>> start Supplied entries

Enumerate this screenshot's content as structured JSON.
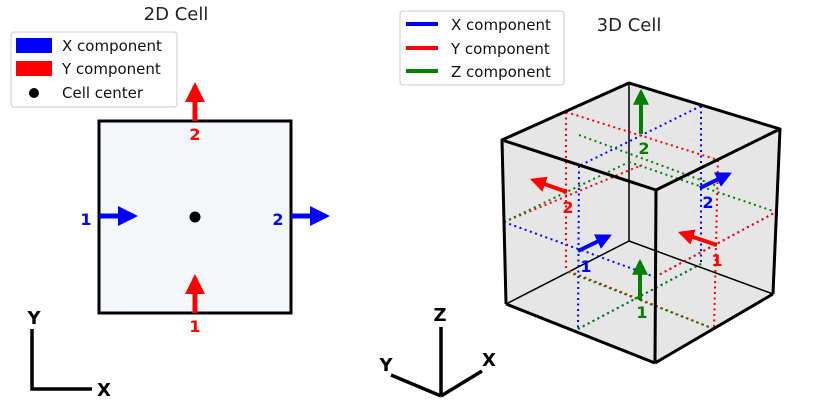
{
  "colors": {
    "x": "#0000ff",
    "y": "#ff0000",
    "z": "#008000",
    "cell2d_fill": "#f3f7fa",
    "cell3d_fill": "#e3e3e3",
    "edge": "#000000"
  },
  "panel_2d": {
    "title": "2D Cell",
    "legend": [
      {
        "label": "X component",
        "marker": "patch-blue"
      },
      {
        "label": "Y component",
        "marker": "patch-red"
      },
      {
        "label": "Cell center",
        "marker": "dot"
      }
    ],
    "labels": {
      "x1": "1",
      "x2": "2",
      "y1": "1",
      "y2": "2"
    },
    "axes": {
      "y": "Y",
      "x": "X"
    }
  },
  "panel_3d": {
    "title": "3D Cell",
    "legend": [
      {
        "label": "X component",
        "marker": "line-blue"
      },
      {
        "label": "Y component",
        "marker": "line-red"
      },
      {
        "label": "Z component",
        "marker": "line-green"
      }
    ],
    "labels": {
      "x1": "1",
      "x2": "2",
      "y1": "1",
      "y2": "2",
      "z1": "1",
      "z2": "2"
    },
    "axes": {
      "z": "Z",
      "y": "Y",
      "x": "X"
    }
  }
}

>> end Supplied entries

Give the data again exactly as written, with all pictures left out.

Enumerate this screenshot's content as structured JSON.
{
  "colors": {
    "x": "#0000ff",
    "y": "#ff0000",
    "z": "#008000",
    "cell2d_fill": "#f3f7fa",
    "cell3d_fill": "#e3e3e3",
    "edge": "#000000"
  },
  "panel_2d": {
    "title": "2D Cell",
    "legend": [
      {
        "label": "X component",
        "marker": "patch-blue"
      },
      {
        "label": "Y component",
        "marker": "patch-red"
      },
      {
        "label": "Cell center",
        "marker": "dot"
      }
    ],
    "labels": {
      "x1": "1",
      "x2": "2",
      "y1": "1",
      "y2": "2"
    },
    "axes": {
      "y": "Y",
      "x": "X"
    }
  },
  "panel_3d": {
    "title": "3D Cell",
    "legend": [
      {
        "label": "X component",
        "marker": "line-blue"
      },
      {
        "label": "Y component",
        "marker": "line-red"
      },
      {
        "label": "Z component",
        "marker": "line-green"
      }
    ],
    "labels": {
      "x1": "1",
      "x2": "2",
      "y1": "1",
      "y2": "2",
      "z1": "1",
      "z2": "2"
    },
    "axes": {
      "z": "Z",
      "y": "Y",
      "x": "X"
    }
  }
}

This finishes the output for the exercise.